--- Start of Recorded data ---

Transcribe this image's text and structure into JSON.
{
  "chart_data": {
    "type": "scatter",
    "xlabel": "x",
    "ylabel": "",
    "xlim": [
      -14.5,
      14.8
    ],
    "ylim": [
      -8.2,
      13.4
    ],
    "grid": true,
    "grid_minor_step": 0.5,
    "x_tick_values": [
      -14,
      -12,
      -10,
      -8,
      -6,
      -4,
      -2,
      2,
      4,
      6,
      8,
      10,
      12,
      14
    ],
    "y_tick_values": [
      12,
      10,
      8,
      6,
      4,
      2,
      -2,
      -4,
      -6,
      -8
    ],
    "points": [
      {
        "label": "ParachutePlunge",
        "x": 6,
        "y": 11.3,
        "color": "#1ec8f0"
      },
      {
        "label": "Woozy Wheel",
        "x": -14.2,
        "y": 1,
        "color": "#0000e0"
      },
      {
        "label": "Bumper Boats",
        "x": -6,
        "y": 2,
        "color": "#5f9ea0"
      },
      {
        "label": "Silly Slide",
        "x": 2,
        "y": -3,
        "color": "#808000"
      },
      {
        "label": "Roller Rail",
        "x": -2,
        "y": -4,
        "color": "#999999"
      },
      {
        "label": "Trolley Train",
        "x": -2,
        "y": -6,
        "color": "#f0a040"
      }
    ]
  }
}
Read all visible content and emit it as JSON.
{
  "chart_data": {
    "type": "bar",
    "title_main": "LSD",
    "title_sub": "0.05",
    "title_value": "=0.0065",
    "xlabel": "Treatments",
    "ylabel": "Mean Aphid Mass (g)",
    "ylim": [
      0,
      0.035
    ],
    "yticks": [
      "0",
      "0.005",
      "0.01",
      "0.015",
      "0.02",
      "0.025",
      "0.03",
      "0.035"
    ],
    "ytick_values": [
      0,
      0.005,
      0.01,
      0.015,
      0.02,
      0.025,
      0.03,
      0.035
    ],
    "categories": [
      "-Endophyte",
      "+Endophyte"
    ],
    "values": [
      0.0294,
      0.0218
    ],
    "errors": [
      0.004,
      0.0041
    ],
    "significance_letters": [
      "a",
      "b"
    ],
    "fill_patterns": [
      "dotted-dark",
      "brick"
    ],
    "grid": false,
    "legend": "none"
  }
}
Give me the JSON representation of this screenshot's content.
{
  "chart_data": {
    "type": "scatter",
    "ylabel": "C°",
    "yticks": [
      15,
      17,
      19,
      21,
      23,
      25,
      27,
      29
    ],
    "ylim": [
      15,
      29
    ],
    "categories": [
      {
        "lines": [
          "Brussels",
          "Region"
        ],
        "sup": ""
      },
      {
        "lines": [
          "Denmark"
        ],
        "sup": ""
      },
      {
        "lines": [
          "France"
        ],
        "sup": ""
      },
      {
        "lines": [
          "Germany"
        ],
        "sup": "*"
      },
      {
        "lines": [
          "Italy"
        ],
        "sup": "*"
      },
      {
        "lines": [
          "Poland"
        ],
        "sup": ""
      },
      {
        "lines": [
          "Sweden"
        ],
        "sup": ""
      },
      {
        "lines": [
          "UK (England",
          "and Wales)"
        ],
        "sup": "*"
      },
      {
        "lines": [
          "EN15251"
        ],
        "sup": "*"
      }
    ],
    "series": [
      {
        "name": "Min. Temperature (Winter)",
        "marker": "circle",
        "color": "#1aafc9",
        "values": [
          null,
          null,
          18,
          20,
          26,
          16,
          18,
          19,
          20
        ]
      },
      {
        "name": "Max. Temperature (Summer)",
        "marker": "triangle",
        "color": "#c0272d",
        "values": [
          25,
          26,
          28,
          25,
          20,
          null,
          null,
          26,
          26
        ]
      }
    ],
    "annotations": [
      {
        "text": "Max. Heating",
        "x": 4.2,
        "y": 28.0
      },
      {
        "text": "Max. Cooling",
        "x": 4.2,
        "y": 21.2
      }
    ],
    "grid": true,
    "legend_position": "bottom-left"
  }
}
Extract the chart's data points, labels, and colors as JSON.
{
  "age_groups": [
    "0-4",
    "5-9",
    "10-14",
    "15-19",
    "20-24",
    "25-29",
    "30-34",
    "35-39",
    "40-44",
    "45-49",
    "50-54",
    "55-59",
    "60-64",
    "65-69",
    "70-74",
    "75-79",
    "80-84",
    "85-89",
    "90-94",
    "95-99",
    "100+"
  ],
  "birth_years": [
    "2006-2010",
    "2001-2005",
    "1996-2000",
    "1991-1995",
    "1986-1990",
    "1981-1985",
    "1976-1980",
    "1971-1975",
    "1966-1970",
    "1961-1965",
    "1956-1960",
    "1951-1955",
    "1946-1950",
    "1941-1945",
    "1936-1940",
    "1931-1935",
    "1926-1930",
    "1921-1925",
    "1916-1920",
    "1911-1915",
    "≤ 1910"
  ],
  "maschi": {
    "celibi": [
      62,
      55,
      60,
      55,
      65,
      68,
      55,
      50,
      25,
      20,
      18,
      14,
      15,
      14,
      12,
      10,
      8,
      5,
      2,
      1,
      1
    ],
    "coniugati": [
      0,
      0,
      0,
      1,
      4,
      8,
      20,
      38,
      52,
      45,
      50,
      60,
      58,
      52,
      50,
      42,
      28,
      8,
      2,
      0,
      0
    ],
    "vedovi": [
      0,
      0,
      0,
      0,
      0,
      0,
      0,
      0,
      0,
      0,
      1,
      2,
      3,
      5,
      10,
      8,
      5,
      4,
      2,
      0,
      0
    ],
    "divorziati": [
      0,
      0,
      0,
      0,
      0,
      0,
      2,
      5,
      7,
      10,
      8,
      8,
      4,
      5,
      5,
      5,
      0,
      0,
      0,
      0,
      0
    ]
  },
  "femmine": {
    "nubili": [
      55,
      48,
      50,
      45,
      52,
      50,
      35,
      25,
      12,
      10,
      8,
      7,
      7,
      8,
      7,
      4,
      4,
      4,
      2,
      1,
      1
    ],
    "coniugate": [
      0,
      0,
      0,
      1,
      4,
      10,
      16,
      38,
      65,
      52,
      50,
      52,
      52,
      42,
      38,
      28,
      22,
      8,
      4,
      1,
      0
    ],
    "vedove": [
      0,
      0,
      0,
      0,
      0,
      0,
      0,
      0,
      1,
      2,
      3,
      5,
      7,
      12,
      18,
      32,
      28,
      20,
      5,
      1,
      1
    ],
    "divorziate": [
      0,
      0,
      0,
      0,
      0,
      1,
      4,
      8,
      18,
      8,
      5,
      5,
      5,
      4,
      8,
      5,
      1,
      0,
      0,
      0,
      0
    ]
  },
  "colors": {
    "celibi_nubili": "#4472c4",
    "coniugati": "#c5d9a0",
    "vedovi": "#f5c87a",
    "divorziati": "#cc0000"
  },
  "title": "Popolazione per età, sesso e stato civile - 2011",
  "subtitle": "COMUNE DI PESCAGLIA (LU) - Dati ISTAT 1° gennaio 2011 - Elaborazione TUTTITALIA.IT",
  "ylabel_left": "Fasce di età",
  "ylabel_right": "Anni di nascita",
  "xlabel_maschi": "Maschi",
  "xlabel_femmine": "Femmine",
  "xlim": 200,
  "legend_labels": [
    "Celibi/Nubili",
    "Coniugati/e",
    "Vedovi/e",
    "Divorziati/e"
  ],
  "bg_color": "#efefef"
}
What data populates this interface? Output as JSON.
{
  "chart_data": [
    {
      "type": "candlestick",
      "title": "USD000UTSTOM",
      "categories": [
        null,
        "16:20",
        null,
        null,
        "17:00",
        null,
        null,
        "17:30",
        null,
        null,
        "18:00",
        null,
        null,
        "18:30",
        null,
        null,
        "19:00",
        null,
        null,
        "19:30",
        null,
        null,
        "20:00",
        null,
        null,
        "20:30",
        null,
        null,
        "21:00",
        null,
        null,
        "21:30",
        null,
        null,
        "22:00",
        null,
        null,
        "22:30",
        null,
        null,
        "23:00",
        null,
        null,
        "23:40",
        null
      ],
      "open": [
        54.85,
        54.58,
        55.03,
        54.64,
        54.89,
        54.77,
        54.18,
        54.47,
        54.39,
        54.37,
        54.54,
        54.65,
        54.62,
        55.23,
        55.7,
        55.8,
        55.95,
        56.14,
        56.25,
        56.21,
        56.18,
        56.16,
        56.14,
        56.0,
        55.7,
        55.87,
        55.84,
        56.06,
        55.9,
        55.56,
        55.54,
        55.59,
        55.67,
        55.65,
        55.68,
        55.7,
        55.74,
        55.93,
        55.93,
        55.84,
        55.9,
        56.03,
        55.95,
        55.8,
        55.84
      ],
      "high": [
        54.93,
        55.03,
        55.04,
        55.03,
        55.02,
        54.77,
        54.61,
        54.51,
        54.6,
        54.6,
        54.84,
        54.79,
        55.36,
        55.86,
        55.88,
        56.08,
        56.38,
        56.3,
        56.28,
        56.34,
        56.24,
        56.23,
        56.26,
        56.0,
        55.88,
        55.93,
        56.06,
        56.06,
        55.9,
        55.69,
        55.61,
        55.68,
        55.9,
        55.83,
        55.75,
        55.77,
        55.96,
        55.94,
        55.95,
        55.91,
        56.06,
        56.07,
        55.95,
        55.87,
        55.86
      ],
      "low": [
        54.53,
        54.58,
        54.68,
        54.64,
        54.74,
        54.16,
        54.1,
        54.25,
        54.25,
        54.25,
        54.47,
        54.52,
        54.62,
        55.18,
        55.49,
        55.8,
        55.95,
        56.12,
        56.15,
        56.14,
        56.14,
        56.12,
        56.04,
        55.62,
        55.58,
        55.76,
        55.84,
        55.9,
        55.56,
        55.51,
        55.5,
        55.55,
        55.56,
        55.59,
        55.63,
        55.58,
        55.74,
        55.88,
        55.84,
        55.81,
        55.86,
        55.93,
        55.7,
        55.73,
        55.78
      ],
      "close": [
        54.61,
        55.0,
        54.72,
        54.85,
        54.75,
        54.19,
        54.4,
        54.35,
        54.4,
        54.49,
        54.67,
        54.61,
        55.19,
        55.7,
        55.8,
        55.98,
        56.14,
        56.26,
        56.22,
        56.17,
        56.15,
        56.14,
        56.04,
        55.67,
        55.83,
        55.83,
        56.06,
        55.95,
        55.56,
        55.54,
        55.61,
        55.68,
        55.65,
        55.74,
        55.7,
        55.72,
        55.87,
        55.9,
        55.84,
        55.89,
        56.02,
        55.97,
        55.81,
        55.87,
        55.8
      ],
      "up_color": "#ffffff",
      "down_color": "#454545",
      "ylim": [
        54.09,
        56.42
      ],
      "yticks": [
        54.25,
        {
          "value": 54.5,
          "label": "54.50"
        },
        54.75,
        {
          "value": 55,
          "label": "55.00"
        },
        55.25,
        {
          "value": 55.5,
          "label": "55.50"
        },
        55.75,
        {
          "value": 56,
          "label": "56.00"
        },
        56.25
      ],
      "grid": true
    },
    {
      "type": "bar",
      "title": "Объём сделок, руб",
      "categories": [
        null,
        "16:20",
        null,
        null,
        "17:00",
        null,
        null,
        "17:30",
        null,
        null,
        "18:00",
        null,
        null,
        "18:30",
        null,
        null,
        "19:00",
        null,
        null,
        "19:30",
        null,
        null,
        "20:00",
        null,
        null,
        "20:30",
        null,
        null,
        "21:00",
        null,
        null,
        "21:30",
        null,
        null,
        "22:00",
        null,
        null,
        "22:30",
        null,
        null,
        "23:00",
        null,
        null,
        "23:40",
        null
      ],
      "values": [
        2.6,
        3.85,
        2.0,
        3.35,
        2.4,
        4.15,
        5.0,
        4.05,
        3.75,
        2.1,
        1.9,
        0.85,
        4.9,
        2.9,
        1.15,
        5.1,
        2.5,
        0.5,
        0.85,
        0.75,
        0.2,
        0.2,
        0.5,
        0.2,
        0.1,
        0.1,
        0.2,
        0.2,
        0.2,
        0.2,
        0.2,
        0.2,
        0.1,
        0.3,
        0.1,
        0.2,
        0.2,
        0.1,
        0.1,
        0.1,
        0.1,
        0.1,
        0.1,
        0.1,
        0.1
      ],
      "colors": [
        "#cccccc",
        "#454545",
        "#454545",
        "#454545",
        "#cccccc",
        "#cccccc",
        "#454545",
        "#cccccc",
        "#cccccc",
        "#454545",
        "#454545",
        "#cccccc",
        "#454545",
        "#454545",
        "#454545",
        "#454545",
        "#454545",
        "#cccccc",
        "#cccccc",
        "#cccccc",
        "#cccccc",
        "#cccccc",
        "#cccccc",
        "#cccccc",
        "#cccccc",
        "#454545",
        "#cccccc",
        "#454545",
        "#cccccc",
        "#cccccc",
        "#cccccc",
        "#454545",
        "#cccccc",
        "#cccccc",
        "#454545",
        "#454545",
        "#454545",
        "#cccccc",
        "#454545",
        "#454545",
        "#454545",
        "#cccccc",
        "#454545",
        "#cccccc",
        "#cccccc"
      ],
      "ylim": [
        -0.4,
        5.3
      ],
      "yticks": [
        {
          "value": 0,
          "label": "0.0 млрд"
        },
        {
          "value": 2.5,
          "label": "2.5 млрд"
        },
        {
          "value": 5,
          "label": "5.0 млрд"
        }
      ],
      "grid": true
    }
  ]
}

--- End of Recorded data ---

Look through the records above and report how many lines hold the word "type", giving only the number.

5